* WHAT YOU SHOULD DO: Search the listing for the string "JSON" and copy every line that contains it.

* LISTED RECORDS:
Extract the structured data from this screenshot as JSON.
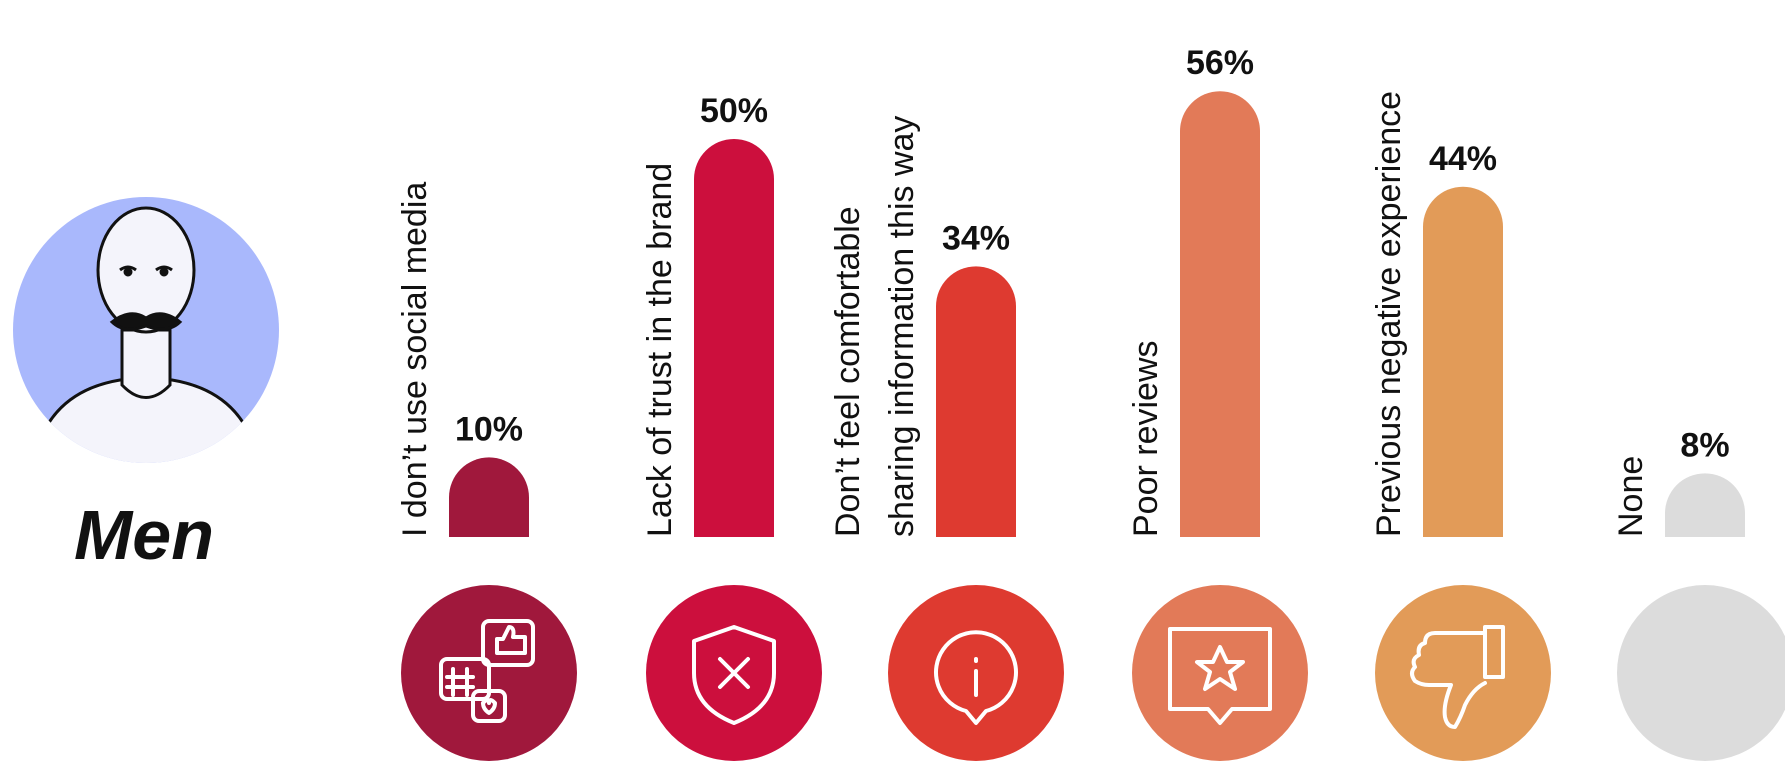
{
  "group": "Men",
  "chart_data": {
    "type": "bar",
    "categories": [
      [
        "I don’t use social media"
      ],
      [
        "Lack of trust in the brand"
      ],
      [
        "Don’t feel comfortable",
        "sharing information this way"
      ],
      [
        "Poor reviews"
      ],
      [
        "Previous negative experience"
      ],
      [
        "None"
      ]
    ],
    "values": [
      10,
      50,
      34,
      56,
      44,
      8
    ],
    "value_labels": [
      "10%",
      "50%",
      "34%",
      "56%",
      "44%",
      "8%"
    ],
    "colors": [
      "#a0183c",
      "#cc0f3d",
      "#de3a30",
      "#e27a58",
      "#e29b58",
      "#dcdcdc"
    ]
  }
}
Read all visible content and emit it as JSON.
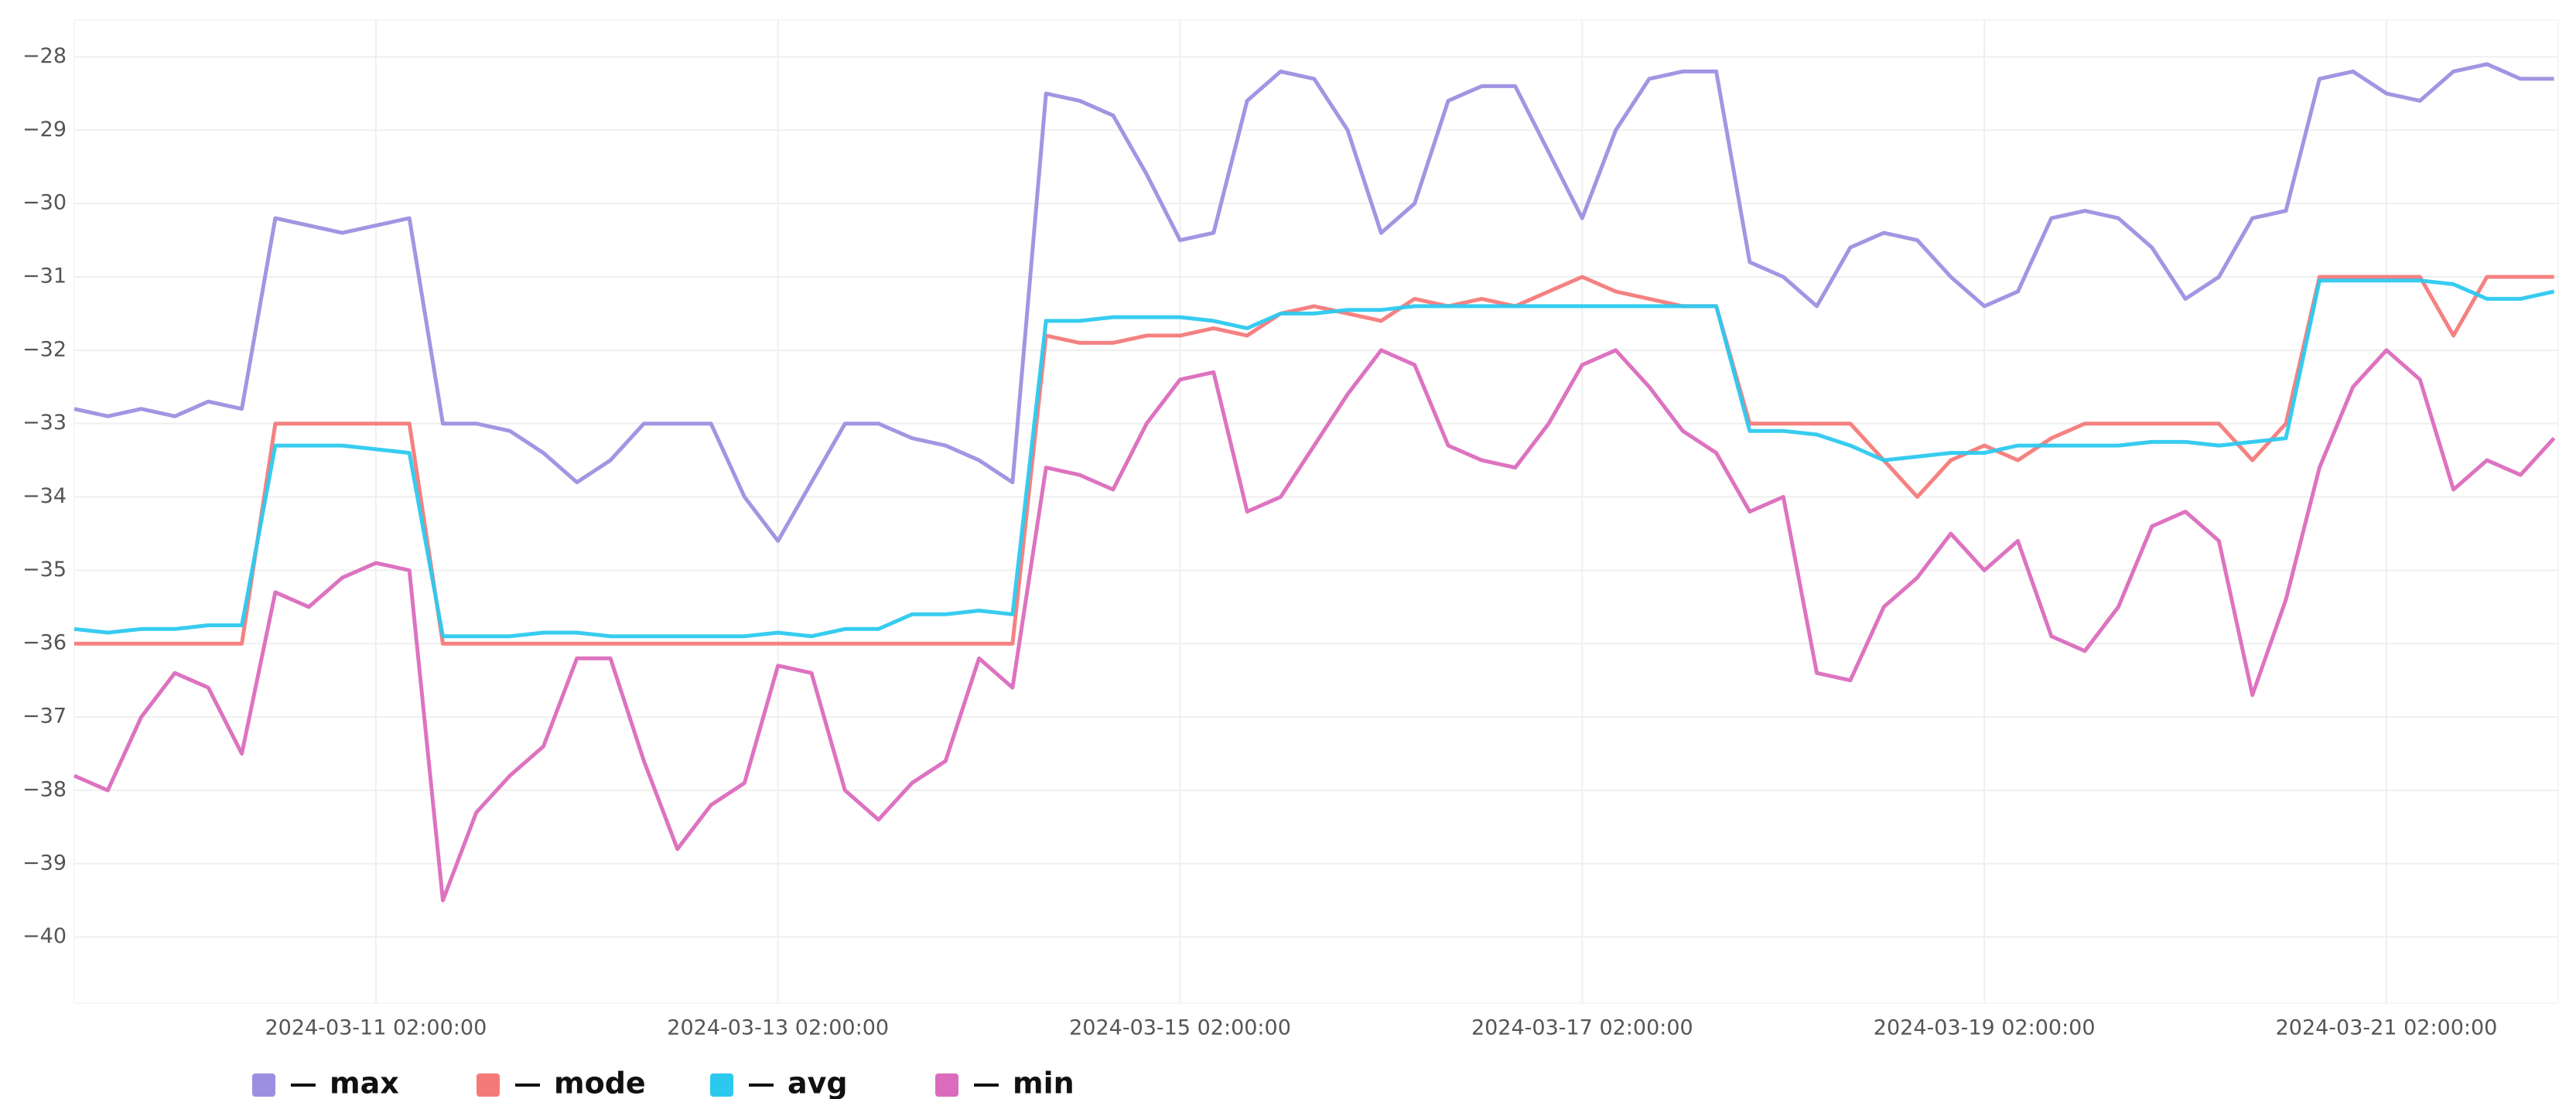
{
  "chart_data": {
    "type": "line",
    "x": [
      "2024-03-09 14:00:00",
      "2024-03-09 18:00:00",
      "2024-03-09 22:00:00",
      "2024-03-10 02:00:00",
      "2024-03-10 06:00:00",
      "2024-03-10 10:00:00",
      "2024-03-10 14:00:00",
      "2024-03-10 18:00:00",
      "2024-03-10 22:00:00",
      "2024-03-11 02:00:00",
      "2024-03-11 06:00:00",
      "2024-03-11 10:00:00",
      "2024-03-11 14:00:00",
      "2024-03-11 18:00:00",
      "2024-03-11 22:00:00",
      "2024-03-12 02:00:00",
      "2024-03-12 06:00:00",
      "2024-03-12 10:00:00",
      "2024-03-12 14:00:00",
      "2024-03-12 18:00:00",
      "2024-03-12 22:00:00",
      "2024-03-13 02:00:00",
      "2024-03-13 06:00:00",
      "2024-03-13 10:00:00",
      "2024-03-13 14:00:00",
      "2024-03-13 18:00:00",
      "2024-03-13 22:00:00",
      "2024-03-14 02:00:00",
      "2024-03-14 06:00:00",
      "2024-03-14 10:00:00",
      "2024-03-14 14:00:00",
      "2024-03-14 18:00:00",
      "2024-03-14 22:00:00",
      "2024-03-15 02:00:00",
      "2024-03-15 06:00:00",
      "2024-03-15 10:00:00",
      "2024-03-15 14:00:00",
      "2024-03-15 18:00:00",
      "2024-03-15 22:00:00",
      "2024-03-16 02:00:00",
      "2024-03-16 06:00:00",
      "2024-03-16 10:00:00",
      "2024-03-16 14:00:00",
      "2024-03-16 18:00:00",
      "2024-03-16 22:00:00",
      "2024-03-17 02:00:00",
      "2024-03-17 06:00:00",
      "2024-03-17 10:00:00",
      "2024-03-17 14:00:00",
      "2024-03-17 18:00:00",
      "2024-03-17 22:00:00",
      "2024-03-18 02:00:00",
      "2024-03-18 06:00:00",
      "2024-03-18 10:00:00",
      "2024-03-18 14:00:00",
      "2024-03-18 18:00:00",
      "2024-03-18 22:00:00",
      "2024-03-19 02:00:00",
      "2024-03-19 06:00:00",
      "2024-03-19 10:00:00",
      "2024-03-19 14:00:00",
      "2024-03-19 18:00:00",
      "2024-03-19 22:00:00",
      "2024-03-20 02:00:00",
      "2024-03-20 06:00:00",
      "2024-03-20 10:00:00",
      "2024-03-20 14:00:00",
      "2024-03-20 18:00:00",
      "2024-03-20 22:00:00",
      "2024-03-21 02:00:00",
      "2024-03-21 06:00:00",
      "2024-03-21 10:00:00",
      "2024-03-21 14:00:00",
      "2024-03-21 18:00:00",
      "2024-03-21 22:00:00"
    ],
    "series": [
      {
        "name": "max",
        "color": "#9d8fe0",
        "values": [
          -32.8,
          -32.9,
          -32.8,
          -32.9,
          -32.7,
          -32.8,
          -30.2,
          -30.3,
          -30.4,
          -30.3,
          -30.2,
          -33.0,
          -33.0,
          -33.1,
          -33.4,
          -33.8,
          -33.5,
          -33.0,
          -33.0,
          -33.0,
          -34.0,
          -34.6,
          -33.8,
          -33.0,
          -33.0,
          -33.2,
          -33.3,
          -33.5,
          -33.8,
          -28.5,
          -28.6,
          -28.8,
          -29.6,
          -30.5,
          -30.4,
          -28.6,
          -28.2,
          -28.3,
          -29.0,
          -30.4,
          -30.0,
          -28.6,
          -28.4,
          -28.4,
          -29.3,
          -30.2,
          -29.0,
          -28.3,
          -28.2,
          -28.2,
          -30.8,
          -31.0,
          -31.4,
          -30.6,
          -30.4,
          -30.5,
          -31.0,
          -31.4,
          -31.2,
          -30.2,
          -30.1,
          -30.2,
          -30.6,
          -31.3,
          -31.0,
          -30.2,
          -30.1,
          -28.3,
          -28.2,
          -28.5,
          -28.6,
          -28.2,
          -28.1,
          -28.3,
          -28.3
        ]
      },
      {
        "name": "mode",
        "color": "#f47a7a",
        "values": [
          -36.0,
          -36.0,
          -36.0,
          -36.0,
          -36.0,
          -36.0,
          -33.0,
          -33.0,
          -33.0,
          -33.0,
          -33.0,
          -36.0,
          -36.0,
          -36.0,
          -36.0,
          -36.0,
          -36.0,
          -36.0,
          -36.0,
          -36.0,
          -36.0,
          -36.0,
          -36.0,
          -36.0,
          -36.0,
          -36.0,
          -36.0,
          -36.0,
          -36.0,
          -31.8,
          -31.9,
          -31.9,
          -31.8,
          -31.8,
          -31.7,
          -31.8,
          -31.5,
          -31.4,
          -31.5,
          -31.6,
          -31.3,
          -31.4,
          -31.3,
          -31.4,
          -31.2,
          -31.0,
          -31.2,
          -31.3,
          -31.4,
          -31.4,
          -33.0,
          -33.0,
          -33.0,
          -33.0,
          -33.5,
          -34.0,
          -33.5,
          -33.3,
          -33.5,
          -33.2,
          -33.0,
          -33.0,
          -33.0,
          -33.0,
          -33.0,
          -33.5,
          -33.0,
          -31.0,
          -31.0,
          -31.0,
          -31.0,
          -31.8,
          -31.0,
          -31.0,
          -31.0
        ]
      },
      {
        "name": "avg",
        "color": "#2cc9ef",
        "values": [
          -35.8,
          -35.85,
          -35.8,
          -35.8,
          -35.75,
          -35.75,
          -33.3,
          -33.3,
          -33.3,
          -33.35,
          -33.4,
          -35.9,
          -35.9,
          -35.9,
          -35.85,
          -35.85,
          -35.9,
          -35.9,
          -35.9,
          -35.9,
          -35.9,
          -35.85,
          -35.9,
          -35.8,
          -35.8,
          -35.6,
          -35.6,
          -35.55,
          -35.6,
          -31.6,
          -31.6,
          -31.55,
          -31.55,
          -31.55,
          -31.6,
          -31.7,
          -31.5,
          -31.5,
          -31.45,
          -31.45,
          -31.4,
          -31.4,
          -31.4,
          -31.4,
          -31.4,
          -31.4,
          -31.4,
          -31.4,
          -31.4,
          -31.4,
          -33.1,
          -33.1,
          -33.15,
          -33.3,
          -33.5,
          -33.45,
          -33.4,
          -33.4,
          -33.3,
          -33.3,
          -33.3,
          -33.3,
          -33.25,
          -33.25,
          -33.3,
          -33.25,
          -33.2,
          -31.05,
          -31.05,
          -31.05,
          -31.05,
          -31.1,
          -31.3,
          -31.3,
          -31.2
        ]
      },
      {
        "name": "min",
        "color": "#db6bbd",
        "values": [
          -37.8,
          -38.0,
          -37.0,
          -36.4,
          -36.6,
          -37.5,
          -35.3,
          -35.5,
          -35.1,
          -34.9,
          -35.0,
          -39.5,
          -38.3,
          -37.8,
          -37.4,
          -36.2,
          -36.2,
          -37.6,
          -38.8,
          -38.2,
          -37.9,
          -36.3,
          -36.4,
          -38.0,
          -38.4,
          -37.9,
          -37.6,
          -36.2,
          -36.6,
          -33.6,
          -33.7,
          -33.9,
          -33.0,
          -32.4,
          -32.3,
          -34.2,
          -34.0,
          -33.3,
          -32.6,
          -32.0,
          -32.2,
          -33.3,
          -33.5,
          -33.6,
          -33.0,
          -32.2,
          -32.0,
          -32.5,
          -33.1,
          -33.4,
          -34.2,
          -34.0,
          -36.4,
          -36.5,
          -35.5,
          -35.1,
          -34.5,
          -35.0,
          -34.6,
          -35.9,
          -36.1,
          -35.5,
          -34.4,
          -34.2,
          -34.6,
          -36.7,
          -35.4,
          -33.6,
          -32.5,
          -32.0,
          -32.4,
          -33.9,
          -33.5,
          -33.7,
          -33.2
        ]
      }
    ],
    "xlim": [
      "2024-03-09 14:00:00",
      "2024-03-21 22:30:00"
    ],
    "xticks": [
      "2024-03-11 02:00:00",
      "2024-03-13 02:00:00",
      "2024-03-15 02:00:00",
      "2024-03-17 02:00:00",
      "2024-03-19 02:00:00",
      "2024-03-21 02:00:00"
    ],
    "ylim": [
      -40.9,
      -27.5
    ],
    "yticks": [
      {
        "value": -28,
        "label": "−28"
      },
      {
        "value": -29,
        "label": "−29"
      },
      {
        "value": -30,
        "label": "−30"
      },
      {
        "value": -31,
        "label": "−31"
      },
      {
        "value": -32,
        "label": "−32"
      },
      {
        "value": -33,
        "label": "−33"
      },
      {
        "value": -34,
        "label": "−34"
      },
      {
        "value": -35,
        "label": "−35"
      },
      {
        "value": -36,
        "label": "−36"
      },
      {
        "value": -37,
        "label": "−37"
      },
      {
        "value": -38,
        "label": "−38"
      },
      {
        "value": -39,
        "label": "−39"
      },
      {
        "value": -40,
        "label": "−40"
      }
    ],
    "grid": true,
    "legend": "bottom"
  }
}
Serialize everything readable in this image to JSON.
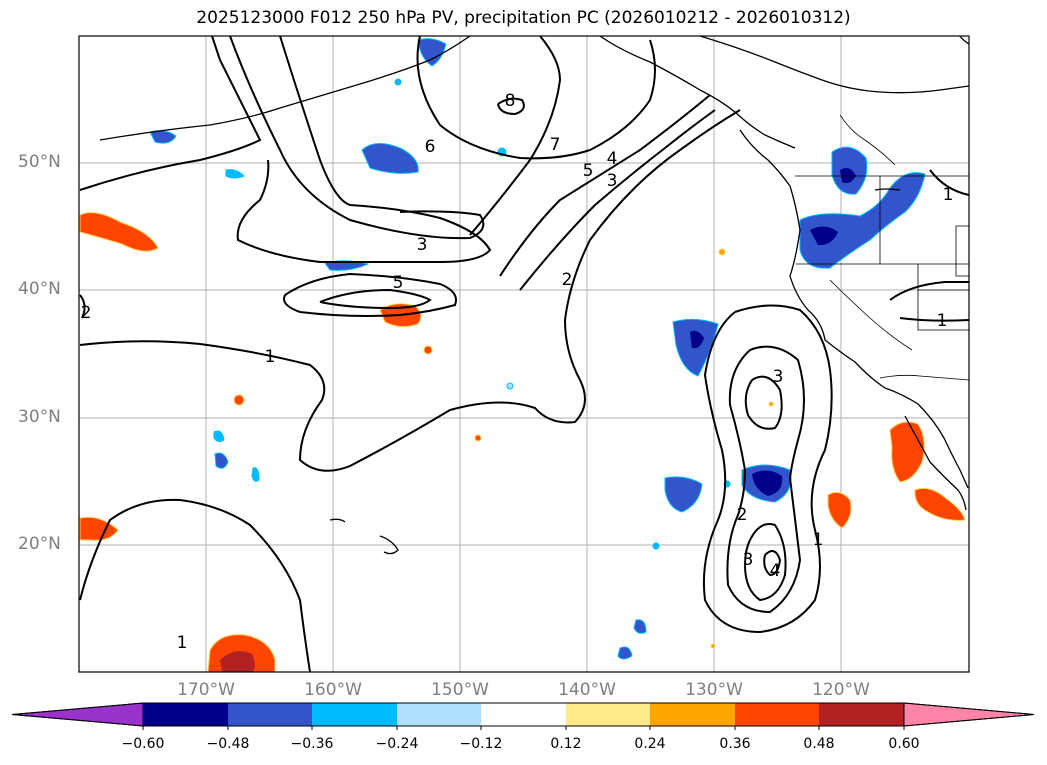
{
  "title": "2025123000 F012 250 hPa PV, precipitation PC (2026010212 - 2026010312)",
  "lat_labels": [
    "50°N",
    "40°N",
    "30°N",
    "20°N"
  ],
  "lon_labels": [
    "170°W",
    "160°W",
    "150°W",
    "140°W",
    "130°W",
    "120°W"
  ],
  "colorbar": {
    "ticks": [
      "−0.60",
      "−0.48",
      "−0.36",
      "−0.24",
      "−0.12",
      "0.12",
      "0.24",
      "0.36",
      "0.48",
      "0.60"
    ],
    "colors": [
      "#9933cc",
      "#00008b",
      "#3355cc",
      "#00bbff",
      "#aee0fb",
      "#ffffff",
      "#ffe98a",
      "#ffa500",
      "#ff4500",
      "#b22222",
      "#ff85a8"
    ]
  },
  "contour_labels": [
    "8",
    "7",
    "6",
    "5",
    "4",
    "3",
    "3",
    "5",
    "2",
    "1",
    "1",
    "2",
    "1",
    "3",
    "2",
    "3",
    "4",
    "1",
    "1"
  ]
}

* FULL SOLUTION:
Extract the structured data from this screenshot as JSON.
Read all visible content and emit it as JSON.
Serialize everything readable in this image to JSON.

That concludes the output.